### Direction
Transcribe every entry below word for word, but skip the pictures.
-------- Dataset records --------
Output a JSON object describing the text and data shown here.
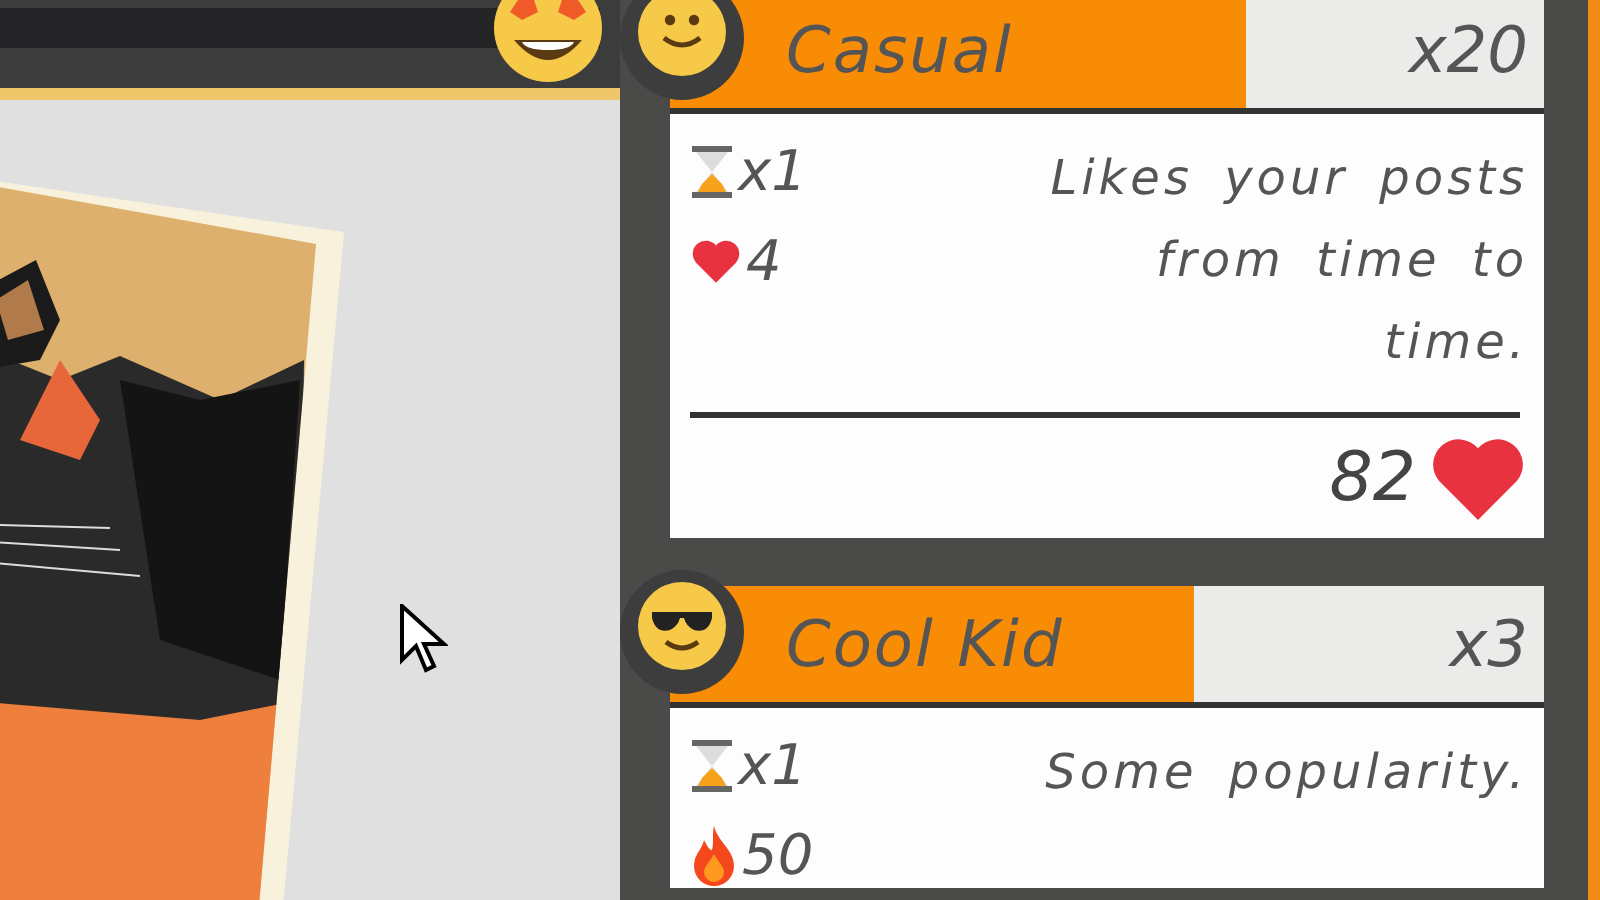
{
  "cards": [
    {
      "kind": "smile",
      "title": "Casual",
      "count": "x20",
      "level": 0.66,
      "stats": [
        {
          "kind": "time",
          "value": "x1"
        },
        {
          "kind": "likes",
          "value": "4"
        }
      ],
      "description": "Likes your posts from time to time.",
      "reward": "82"
    },
    {
      "kind": "cool",
      "title": "Cool Kid",
      "count": "x3",
      "level": 0.6,
      "stats": [
        {
          "kind": "time",
          "value": "x1"
        },
        {
          "kind": "fire",
          "value": "50"
        }
      ],
      "description": "Some popularity."
    }
  ]
}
--------
### Exercise result
Output a JSON object describing the text and data shown here.
{
  "cards": [
    {
      "kind": "smile",
      "title": "Casual",
      "count": "x20",
      "level": 0.66,
      "stats": [
        {
          "kind": "time",
          "value": "x1"
        },
        {
          "kind": "likes",
          "value": "4"
        }
      ],
      "description": "Likes your posts from time to time.",
      "reward": "82"
    },
    {
      "kind": "cool",
      "title": "Cool Kid",
      "count": "x3",
      "level": 0.6,
      "stats": [
        {
          "kind": "time",
          "value": "x1"
        },
        {
          "kind": "fire",
          "value": "50"
        }
      ],
      "description": "Some popularity."
    }
  ]
}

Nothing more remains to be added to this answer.